▶ **EXERCISE TASKS**
**a.** According to the text on Adobe Flash, in what year did Adobe Systems buy Macromedia?
**b.** Change "bought out" to "acquired" in the text on Adobe Flash, and write out the passage starting with "The company Macromedia" and going on through "version of Flash." with that change made.

Flash for Computer Games
By Ewan Cussons
History of the Adobe Flash Application
When 1996 came around Macromedia purchased FutureSplash and then released the software, but instead named it Macromedia 1.0. Flash, it was a graphics and animation editor. Before Macromedia obtained FutureSplash it was an animation tool with the purpose of being pen based, however due to the small viewership, it was suited for download via the internet. As soon as Macromedia took over Flash was distributed as a free plugin, this was put in place to gain a market share at a quick rate. Between 1996 and 1999 Flash was immensely increased in it's capabilities, for example they added Actions, this was the predecessor to ActionScript.
The company Macromedia was bought out by Adobe Systems in 2005, this meant Adobe now had the entire product line Macromedia once had, this included Flash. In 2007 Adobe Flash CS3 Professional was released, this was the first installment that came from Adobe and was overall the ninth version of Flash.
With this version it introduced the ActionScript programming language. This feature then allowed and supported business applications to be developed with Flash. By the time 2013 came around Flash had seen major improvements for example Stage3D, this allowed for accelerated 3D rendering for Flash applications and also games on platforms such as Microsoft Windows and Mac OS X. Adobe also added support for users to render on iOS and Android platforms, Flash even upgraded to support 64-bit computers.

Page segmentation data:
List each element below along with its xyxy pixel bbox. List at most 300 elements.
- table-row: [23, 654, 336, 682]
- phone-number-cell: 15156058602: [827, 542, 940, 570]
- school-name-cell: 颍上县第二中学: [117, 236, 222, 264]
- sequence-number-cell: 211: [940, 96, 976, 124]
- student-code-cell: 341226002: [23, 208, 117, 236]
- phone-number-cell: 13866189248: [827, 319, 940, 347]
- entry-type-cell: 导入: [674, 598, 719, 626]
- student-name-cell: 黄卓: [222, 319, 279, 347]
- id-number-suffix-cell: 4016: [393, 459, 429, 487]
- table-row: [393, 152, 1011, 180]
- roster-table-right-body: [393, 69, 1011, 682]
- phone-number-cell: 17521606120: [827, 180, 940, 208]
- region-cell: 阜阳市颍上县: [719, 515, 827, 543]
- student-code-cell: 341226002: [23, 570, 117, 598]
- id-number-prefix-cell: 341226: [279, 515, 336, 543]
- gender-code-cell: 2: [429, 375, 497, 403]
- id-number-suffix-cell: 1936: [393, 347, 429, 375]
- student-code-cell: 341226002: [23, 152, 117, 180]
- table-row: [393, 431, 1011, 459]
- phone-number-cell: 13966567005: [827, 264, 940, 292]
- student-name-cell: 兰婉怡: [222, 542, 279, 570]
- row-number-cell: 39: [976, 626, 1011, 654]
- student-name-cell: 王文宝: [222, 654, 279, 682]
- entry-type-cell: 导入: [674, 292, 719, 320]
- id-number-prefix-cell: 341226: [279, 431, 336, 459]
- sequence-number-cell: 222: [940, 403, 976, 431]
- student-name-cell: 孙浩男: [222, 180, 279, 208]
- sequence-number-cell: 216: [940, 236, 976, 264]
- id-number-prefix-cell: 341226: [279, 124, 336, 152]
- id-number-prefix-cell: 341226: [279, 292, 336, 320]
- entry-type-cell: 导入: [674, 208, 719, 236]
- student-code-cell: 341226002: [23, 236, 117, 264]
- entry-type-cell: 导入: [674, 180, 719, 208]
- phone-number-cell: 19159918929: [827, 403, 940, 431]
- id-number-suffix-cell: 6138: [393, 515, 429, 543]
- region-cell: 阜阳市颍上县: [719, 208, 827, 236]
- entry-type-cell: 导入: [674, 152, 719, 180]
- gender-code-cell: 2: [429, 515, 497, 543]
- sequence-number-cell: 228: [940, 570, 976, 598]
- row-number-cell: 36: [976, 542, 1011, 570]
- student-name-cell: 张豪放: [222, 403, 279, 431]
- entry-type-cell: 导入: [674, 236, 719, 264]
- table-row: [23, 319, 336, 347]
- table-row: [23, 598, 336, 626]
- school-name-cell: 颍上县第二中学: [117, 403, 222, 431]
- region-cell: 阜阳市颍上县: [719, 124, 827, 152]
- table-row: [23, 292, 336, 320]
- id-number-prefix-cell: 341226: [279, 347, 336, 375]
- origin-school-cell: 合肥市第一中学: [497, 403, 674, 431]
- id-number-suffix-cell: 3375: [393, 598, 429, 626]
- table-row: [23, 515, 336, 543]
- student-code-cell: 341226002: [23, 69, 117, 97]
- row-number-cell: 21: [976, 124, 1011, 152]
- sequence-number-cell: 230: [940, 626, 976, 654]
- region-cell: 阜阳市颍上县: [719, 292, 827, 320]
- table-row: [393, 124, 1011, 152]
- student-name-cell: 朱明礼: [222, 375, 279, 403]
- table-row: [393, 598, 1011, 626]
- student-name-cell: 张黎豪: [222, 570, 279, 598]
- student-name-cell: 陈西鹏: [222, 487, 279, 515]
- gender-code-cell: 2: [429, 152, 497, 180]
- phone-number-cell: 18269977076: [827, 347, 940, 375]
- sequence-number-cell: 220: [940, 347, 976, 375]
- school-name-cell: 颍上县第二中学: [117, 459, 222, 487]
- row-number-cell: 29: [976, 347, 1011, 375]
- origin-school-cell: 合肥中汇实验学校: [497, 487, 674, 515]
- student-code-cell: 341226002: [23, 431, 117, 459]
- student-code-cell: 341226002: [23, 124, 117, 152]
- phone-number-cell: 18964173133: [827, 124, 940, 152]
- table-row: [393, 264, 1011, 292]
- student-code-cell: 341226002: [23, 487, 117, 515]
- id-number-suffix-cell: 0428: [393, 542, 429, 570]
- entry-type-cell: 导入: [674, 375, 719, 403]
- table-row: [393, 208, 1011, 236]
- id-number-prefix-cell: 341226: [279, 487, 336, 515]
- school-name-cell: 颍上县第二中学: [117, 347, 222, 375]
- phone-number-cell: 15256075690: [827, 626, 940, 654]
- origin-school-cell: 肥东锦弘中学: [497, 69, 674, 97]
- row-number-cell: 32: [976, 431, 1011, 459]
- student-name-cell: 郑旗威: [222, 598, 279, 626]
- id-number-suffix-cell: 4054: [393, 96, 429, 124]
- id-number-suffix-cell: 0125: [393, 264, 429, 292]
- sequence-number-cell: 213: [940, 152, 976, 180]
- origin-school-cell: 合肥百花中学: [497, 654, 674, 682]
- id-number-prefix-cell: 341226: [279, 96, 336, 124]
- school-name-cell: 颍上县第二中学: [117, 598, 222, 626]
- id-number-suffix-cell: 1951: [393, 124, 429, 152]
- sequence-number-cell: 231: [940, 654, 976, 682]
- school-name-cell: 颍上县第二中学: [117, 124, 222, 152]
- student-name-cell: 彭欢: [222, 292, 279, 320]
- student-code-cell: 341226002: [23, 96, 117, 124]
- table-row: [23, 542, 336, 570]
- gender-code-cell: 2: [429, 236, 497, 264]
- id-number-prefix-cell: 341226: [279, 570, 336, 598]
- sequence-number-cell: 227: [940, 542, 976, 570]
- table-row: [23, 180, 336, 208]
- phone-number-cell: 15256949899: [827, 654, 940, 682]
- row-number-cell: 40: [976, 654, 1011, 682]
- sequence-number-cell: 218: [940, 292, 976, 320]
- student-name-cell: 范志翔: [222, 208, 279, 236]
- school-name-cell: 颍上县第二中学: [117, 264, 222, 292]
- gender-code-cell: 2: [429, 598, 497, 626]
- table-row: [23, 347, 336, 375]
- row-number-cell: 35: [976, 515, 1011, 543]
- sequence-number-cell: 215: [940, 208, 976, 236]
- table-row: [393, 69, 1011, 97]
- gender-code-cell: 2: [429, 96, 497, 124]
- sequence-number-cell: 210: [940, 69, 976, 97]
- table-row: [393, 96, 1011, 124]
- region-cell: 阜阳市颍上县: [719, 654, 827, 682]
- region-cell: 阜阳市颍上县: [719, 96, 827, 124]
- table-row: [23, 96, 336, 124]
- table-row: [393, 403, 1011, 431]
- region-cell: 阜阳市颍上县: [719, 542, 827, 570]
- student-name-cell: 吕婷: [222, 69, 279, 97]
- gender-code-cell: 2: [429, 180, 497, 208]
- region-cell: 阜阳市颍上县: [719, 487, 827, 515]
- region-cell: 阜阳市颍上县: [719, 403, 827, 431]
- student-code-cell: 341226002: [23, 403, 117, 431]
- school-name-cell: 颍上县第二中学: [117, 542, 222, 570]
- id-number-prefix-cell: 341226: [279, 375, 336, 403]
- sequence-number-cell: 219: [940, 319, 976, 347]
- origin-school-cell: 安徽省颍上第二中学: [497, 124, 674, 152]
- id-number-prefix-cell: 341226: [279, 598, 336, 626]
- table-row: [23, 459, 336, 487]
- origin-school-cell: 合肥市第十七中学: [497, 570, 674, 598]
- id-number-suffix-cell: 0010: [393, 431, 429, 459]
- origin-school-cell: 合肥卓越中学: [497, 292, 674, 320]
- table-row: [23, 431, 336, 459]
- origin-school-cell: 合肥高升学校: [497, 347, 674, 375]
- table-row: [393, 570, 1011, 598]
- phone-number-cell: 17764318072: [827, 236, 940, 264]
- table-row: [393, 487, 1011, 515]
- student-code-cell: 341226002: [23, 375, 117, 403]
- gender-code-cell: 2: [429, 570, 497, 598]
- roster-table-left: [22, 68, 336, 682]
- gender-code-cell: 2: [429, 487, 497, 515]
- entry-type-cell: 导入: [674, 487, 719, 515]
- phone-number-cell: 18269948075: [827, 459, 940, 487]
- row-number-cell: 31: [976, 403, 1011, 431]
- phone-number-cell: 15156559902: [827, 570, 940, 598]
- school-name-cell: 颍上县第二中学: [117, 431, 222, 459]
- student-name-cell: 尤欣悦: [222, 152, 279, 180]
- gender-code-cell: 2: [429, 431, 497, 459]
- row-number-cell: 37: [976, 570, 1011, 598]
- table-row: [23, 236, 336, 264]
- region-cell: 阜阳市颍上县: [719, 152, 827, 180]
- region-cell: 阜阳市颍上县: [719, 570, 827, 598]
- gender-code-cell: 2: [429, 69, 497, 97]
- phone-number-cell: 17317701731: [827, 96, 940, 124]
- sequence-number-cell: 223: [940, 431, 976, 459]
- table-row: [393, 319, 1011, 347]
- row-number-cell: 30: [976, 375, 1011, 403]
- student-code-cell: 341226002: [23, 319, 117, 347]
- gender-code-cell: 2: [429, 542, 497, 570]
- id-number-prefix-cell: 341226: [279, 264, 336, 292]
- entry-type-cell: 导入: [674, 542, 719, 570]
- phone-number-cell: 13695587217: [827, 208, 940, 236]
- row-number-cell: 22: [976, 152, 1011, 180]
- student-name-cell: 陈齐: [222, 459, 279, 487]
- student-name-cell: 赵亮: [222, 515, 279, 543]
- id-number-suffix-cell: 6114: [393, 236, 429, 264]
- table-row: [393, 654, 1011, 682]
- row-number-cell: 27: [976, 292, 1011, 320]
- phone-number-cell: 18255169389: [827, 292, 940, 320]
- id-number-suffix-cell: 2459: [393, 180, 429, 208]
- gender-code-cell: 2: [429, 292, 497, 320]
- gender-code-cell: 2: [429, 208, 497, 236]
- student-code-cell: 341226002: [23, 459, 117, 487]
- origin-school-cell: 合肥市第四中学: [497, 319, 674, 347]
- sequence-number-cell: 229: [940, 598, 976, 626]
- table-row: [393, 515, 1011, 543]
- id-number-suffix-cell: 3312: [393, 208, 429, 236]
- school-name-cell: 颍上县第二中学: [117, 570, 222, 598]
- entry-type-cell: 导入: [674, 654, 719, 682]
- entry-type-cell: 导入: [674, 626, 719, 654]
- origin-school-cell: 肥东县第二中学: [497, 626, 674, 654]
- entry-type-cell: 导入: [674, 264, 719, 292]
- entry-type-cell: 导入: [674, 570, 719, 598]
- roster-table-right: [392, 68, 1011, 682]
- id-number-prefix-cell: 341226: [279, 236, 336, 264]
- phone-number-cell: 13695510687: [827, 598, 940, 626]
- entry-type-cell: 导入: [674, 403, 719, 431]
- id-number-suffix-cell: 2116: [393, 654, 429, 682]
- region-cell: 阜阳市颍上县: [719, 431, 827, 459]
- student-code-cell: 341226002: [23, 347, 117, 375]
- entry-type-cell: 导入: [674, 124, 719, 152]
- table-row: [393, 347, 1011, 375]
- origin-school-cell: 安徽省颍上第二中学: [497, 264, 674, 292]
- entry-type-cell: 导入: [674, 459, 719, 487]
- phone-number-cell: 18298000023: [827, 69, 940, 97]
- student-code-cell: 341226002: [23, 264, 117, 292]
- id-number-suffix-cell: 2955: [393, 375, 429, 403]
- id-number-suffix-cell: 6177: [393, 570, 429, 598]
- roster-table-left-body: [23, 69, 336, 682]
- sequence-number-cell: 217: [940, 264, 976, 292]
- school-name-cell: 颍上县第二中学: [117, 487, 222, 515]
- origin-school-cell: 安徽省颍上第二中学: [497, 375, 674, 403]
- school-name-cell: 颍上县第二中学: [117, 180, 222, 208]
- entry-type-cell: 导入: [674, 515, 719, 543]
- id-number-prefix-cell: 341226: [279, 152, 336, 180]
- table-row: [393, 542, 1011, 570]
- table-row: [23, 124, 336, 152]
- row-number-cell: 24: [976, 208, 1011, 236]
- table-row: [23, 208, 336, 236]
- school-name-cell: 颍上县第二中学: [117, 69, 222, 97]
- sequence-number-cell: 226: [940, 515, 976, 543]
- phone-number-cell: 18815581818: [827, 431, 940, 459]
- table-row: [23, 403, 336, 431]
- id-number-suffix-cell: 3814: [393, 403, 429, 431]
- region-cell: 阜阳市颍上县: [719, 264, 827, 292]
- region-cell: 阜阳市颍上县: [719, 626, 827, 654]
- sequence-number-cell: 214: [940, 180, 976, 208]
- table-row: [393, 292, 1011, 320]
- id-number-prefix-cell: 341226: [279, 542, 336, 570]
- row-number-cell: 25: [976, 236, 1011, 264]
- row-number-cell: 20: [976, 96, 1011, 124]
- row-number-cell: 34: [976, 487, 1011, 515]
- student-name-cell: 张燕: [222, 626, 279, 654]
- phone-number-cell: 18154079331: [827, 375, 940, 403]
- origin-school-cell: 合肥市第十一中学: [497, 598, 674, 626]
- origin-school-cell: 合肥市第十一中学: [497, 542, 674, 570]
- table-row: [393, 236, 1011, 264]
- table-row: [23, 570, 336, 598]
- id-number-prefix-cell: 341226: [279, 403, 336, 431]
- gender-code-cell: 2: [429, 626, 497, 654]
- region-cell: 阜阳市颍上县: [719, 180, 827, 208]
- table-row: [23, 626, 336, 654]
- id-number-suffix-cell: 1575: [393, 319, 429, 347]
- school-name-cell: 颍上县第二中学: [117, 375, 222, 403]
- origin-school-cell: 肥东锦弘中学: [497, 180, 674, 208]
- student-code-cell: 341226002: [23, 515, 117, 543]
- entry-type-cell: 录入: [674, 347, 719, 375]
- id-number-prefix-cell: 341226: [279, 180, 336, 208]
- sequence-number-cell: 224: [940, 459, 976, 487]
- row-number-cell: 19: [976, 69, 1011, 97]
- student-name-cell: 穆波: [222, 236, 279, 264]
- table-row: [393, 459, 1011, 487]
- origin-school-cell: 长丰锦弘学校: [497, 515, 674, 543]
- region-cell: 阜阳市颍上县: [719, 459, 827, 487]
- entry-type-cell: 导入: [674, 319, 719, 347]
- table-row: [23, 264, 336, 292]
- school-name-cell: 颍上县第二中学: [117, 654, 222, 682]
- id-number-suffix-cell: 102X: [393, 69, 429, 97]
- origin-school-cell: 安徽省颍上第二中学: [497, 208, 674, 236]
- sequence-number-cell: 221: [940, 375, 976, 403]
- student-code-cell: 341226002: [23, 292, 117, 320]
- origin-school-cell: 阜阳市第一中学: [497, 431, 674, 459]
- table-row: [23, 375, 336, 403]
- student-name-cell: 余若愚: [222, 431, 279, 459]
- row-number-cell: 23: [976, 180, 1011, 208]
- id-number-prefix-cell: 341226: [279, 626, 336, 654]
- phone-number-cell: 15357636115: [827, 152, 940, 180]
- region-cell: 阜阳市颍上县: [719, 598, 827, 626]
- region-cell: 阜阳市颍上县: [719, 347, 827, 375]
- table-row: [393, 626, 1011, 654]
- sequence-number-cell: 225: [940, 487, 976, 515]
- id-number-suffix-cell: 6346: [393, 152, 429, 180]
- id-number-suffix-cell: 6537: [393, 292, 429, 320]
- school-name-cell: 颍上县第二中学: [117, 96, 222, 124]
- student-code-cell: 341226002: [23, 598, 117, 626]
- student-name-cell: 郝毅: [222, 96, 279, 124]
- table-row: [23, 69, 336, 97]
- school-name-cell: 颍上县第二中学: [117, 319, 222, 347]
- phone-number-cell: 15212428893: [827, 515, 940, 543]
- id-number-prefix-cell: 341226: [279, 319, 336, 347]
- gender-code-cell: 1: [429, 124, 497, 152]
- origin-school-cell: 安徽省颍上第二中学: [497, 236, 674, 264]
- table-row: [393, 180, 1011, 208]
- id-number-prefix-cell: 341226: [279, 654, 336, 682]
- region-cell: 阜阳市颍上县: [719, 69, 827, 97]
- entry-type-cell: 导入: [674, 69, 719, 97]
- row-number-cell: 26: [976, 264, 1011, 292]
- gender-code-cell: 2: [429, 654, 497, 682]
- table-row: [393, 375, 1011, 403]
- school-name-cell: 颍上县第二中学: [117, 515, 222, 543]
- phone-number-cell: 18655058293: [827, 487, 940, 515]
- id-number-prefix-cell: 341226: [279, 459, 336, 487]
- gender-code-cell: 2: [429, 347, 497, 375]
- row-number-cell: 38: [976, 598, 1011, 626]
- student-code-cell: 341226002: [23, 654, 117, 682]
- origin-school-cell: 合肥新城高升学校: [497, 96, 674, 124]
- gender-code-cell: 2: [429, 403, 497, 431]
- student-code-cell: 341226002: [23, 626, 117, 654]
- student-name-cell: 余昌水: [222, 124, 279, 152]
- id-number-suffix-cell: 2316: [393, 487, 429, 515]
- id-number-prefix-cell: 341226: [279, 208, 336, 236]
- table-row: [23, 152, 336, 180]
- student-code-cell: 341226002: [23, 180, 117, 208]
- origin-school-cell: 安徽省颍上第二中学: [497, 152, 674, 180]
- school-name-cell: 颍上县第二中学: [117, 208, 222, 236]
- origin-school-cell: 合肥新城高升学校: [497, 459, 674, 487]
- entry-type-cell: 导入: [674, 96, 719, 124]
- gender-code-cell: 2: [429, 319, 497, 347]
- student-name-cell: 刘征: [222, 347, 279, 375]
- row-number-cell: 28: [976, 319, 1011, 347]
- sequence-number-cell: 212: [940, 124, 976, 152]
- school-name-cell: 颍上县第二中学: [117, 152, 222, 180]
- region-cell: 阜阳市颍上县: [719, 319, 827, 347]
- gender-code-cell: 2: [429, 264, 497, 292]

▶ **TASK-BY-TASK SOLUTIONS**
**a.** 2005

**b.**
The company Macromedia was acquired by Adobe Systems in 2005, this meant Adobe now had the entire product line Macromedia once had, this included Flash. In 2007 Adobe Flash CS3 Professional was released, this was the first installment that came from Adobe and was overall the ninth version of Flash.